▶ [Short task] Copy out each line containing "equipment" from the entries below.
[start of Rows]
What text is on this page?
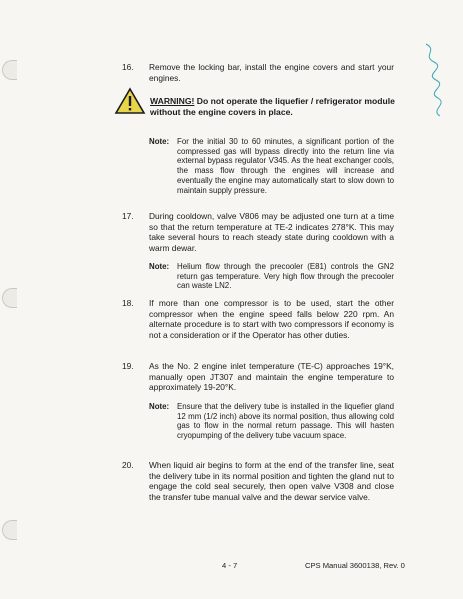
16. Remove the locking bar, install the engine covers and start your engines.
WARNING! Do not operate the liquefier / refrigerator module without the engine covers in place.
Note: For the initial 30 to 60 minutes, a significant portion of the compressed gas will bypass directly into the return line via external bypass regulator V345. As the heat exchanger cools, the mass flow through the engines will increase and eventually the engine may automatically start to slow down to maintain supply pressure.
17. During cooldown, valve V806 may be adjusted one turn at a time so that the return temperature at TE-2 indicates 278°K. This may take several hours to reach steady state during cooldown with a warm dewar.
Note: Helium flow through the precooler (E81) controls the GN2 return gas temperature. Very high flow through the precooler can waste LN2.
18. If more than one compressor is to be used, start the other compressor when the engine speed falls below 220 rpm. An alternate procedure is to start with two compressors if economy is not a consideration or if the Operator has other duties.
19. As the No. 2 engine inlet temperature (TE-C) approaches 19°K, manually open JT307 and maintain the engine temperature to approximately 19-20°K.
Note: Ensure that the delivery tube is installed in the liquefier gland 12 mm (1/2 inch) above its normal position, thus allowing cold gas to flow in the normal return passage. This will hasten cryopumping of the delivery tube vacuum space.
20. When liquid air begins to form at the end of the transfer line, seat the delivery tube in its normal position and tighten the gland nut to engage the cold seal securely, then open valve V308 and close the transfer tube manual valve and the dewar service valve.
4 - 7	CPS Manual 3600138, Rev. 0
[end of Rows]
[start of Rows]
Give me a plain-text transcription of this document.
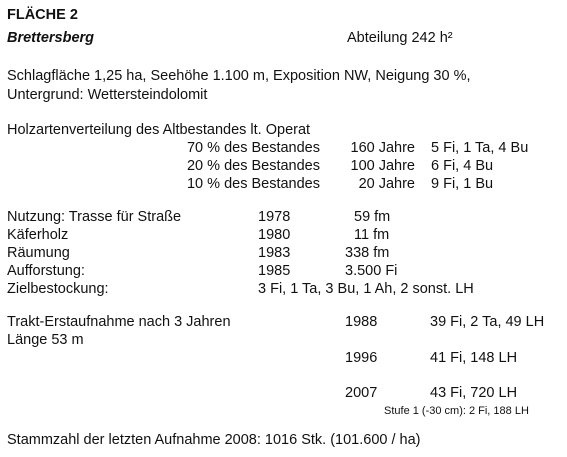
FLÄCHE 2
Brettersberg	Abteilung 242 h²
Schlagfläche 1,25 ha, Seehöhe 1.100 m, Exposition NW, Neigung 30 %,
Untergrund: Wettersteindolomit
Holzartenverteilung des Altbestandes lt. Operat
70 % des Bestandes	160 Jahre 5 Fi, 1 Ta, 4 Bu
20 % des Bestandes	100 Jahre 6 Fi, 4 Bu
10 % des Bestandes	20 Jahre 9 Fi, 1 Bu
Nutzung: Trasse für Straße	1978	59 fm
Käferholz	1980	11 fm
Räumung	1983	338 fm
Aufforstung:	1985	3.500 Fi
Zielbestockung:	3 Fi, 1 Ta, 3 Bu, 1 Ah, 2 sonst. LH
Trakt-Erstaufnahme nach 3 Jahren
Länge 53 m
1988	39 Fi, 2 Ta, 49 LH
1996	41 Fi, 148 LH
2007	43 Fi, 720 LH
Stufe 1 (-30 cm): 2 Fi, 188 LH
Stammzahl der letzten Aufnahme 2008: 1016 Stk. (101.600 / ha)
[end of Rows]
[start of Rows]
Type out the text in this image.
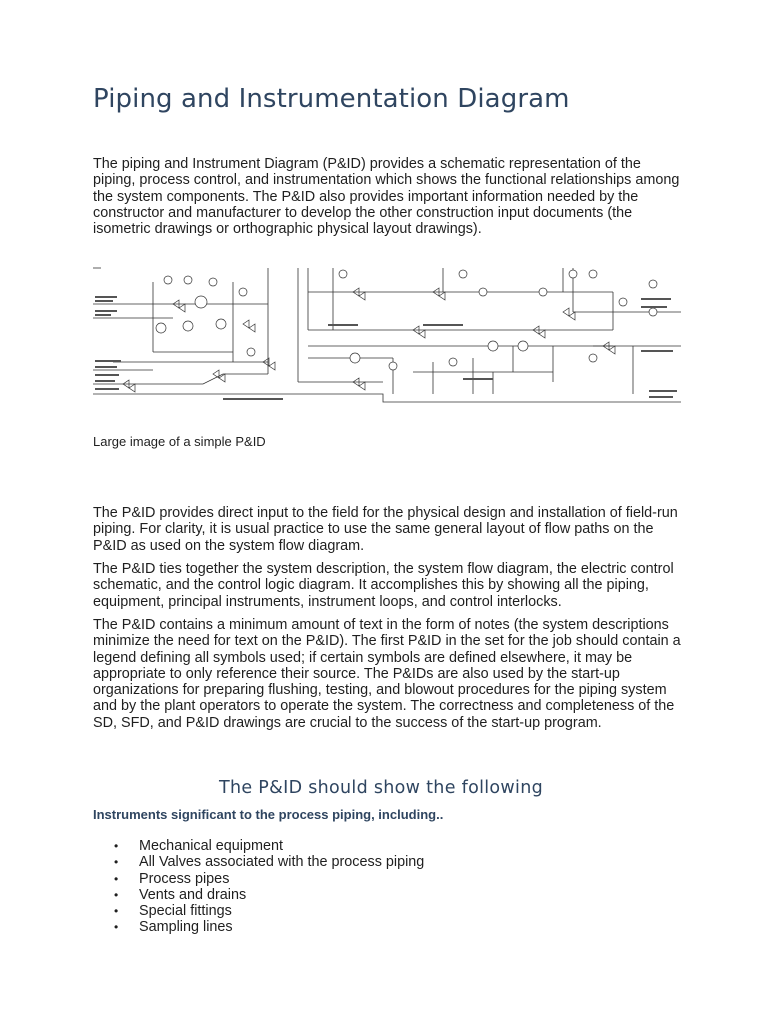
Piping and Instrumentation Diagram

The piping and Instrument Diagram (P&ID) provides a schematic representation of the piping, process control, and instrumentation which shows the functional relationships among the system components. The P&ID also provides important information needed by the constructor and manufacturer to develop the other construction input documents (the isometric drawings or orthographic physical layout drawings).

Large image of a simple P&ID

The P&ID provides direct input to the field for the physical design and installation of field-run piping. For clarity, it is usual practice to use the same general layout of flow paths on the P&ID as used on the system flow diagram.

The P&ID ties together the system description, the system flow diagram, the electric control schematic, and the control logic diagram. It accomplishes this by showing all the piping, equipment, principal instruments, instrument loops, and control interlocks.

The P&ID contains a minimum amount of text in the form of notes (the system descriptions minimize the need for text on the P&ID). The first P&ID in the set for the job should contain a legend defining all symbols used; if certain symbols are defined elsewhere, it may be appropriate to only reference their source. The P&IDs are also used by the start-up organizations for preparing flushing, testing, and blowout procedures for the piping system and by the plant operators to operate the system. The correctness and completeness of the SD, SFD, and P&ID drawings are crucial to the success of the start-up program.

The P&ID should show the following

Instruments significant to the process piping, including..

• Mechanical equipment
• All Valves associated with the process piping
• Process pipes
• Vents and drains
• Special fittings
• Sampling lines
[end of Rows]
▶ [Full solution]
The P&ID ties together the system description, the system flow diagram, the electric control schematic, and the control logic diagram. It accomplishes this by showing all the piping, equipment, principal instruments, instrument loops, and control interlocks.
• Mechanical equipment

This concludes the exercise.